(Figure collection entries)
○ ○ ○ ○ ○

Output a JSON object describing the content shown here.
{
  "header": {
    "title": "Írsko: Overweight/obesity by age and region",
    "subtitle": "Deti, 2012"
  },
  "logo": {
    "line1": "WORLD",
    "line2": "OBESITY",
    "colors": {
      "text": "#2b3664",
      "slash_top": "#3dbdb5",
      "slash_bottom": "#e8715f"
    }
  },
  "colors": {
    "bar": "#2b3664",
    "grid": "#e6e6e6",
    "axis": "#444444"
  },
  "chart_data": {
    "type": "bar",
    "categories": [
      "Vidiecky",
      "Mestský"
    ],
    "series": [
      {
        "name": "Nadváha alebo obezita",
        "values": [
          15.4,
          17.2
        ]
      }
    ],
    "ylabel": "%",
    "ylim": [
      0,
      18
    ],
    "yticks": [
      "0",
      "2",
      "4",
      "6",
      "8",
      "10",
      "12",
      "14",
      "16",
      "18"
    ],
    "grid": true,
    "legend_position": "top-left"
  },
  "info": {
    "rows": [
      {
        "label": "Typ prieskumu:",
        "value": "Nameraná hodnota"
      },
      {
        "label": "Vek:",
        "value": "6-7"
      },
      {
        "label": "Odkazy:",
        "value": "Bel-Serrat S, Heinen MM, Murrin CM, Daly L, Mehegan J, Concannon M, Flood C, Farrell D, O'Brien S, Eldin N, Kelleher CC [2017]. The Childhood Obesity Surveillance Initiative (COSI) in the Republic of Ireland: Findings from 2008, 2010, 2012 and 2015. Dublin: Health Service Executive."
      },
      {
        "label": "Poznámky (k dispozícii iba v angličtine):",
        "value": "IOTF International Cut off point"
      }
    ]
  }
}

○ ○ ○ ○ ○

● **Problem details**
Every line above should be written out again exactly as it stands.

● **Full output**
Output a JSON object describing the content shown here.
{
  "header": {
    "title": "Írsko: Overweight/obesity by age and region",
    "subtitle": "Deti, 2012"
  },
  "logo": {
    "line1": "WORLD",
    "line2": "OBESITY",
    "colors": {
      "text": "#2b3664",
      "slash_top": "#3dbdb5",
      "slash_bottom": "#e8715f"
    }
  },
  "colors": {
    "bar": "#2b3664",
    "grid": "#e6e6e6",
    "axis": "#444444"
  },
  "chart_data": {
    "type": "bar",
    "categories": [
      "Vidiecky",
      "Mestský"
    ],
    "series": [
      {
        "name": "Nadváha alebo obezita",
        "values": [
          15.4,
          17.2
        ]
      }
    ],
    "ylabel": "%",
    "ylim": [
      0,
      18
    ],
    "yticks": [
      "0",
      "2",
      "4",
      "6",
      "8",
      "10",
      "12",
      "14",
      "16",
      "18"
    ],
    "grid": true,
    "legend_position": "top-left"
  },
  "info": {
    "rows": [
      {
        "label": "Typ prieskumu:",
        "value": "Nameraná hodnota"
      },
      {
        "label": "Vek:",
        "value": "6-7"
      },
      {
        "label": "Odkazy:",
        "value": "Bel-Serrat S, Heinen MM, Murrin CM, Daly L, Mehegan J, Concannon M, Flood C, Farrell D, O'Brien S, Eldin N, Kelleher CC [2017]. The Childhood Obesity Surveillance Initiative (COSI) in the Republic of Ireland: Findings from 2008, 2010, 2012 and 2015. Dublin: Health Service Executive."
      },
      {
        "label": "Poznámky (k dispozícii iba v angličtine):",
        "value": "IOTF International Cut off point"
      }
    ]
  }
}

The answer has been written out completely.